RECORD EXCERPTS

• • • • •

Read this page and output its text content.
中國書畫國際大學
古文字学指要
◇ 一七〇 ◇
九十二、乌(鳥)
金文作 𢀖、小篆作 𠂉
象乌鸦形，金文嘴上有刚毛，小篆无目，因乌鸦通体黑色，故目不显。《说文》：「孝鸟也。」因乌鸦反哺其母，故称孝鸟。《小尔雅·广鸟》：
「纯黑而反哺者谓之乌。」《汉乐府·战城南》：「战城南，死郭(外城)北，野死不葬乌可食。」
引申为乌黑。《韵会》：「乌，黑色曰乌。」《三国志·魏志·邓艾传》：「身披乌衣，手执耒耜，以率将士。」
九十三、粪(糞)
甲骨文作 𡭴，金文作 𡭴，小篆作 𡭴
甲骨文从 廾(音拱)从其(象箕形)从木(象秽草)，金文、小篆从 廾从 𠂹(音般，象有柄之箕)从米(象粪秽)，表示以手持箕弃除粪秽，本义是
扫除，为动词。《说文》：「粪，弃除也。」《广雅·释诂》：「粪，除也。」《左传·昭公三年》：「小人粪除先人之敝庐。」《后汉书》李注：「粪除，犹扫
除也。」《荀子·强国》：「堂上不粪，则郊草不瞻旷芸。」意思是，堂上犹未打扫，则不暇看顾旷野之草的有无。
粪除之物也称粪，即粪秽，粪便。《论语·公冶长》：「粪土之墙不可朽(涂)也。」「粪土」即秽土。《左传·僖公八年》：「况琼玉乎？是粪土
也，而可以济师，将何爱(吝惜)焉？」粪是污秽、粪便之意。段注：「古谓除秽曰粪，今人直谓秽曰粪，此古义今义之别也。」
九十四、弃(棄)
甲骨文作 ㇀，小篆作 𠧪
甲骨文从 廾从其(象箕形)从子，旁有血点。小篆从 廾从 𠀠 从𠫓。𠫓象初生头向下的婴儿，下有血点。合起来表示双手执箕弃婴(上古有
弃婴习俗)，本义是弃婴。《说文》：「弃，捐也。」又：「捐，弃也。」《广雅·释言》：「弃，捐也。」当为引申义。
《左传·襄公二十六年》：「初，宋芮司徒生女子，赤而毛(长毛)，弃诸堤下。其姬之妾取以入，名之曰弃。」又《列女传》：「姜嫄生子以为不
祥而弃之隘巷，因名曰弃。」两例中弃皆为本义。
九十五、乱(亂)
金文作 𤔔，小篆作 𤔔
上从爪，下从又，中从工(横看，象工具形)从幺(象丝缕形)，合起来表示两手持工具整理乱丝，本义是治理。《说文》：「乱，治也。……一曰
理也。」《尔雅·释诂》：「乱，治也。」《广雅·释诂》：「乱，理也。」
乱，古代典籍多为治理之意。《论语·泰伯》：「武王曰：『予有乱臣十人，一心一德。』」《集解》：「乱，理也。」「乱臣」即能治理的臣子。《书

• • • • •

AIM OF THE EXERCISE
Return each line among the entries that holds the word "甲骨文从".

WRITTEN ANSWER
甲骨文从 廾(音拱)从其(象箕形)从木(象秽草)，金文、小篆从 廾从 𠂹(音般，象有柄之箕)从米(象粪秽)，表示以手持箕弃除粪秽，本义是
甲骨文从 廾从其(象箕形)从子，旁有血点。小篆从 廾从 𠀠 从𠫓。𠫓象初生头向下的婴儿，下有血点。合起来表示双手执箕弃婴(上古有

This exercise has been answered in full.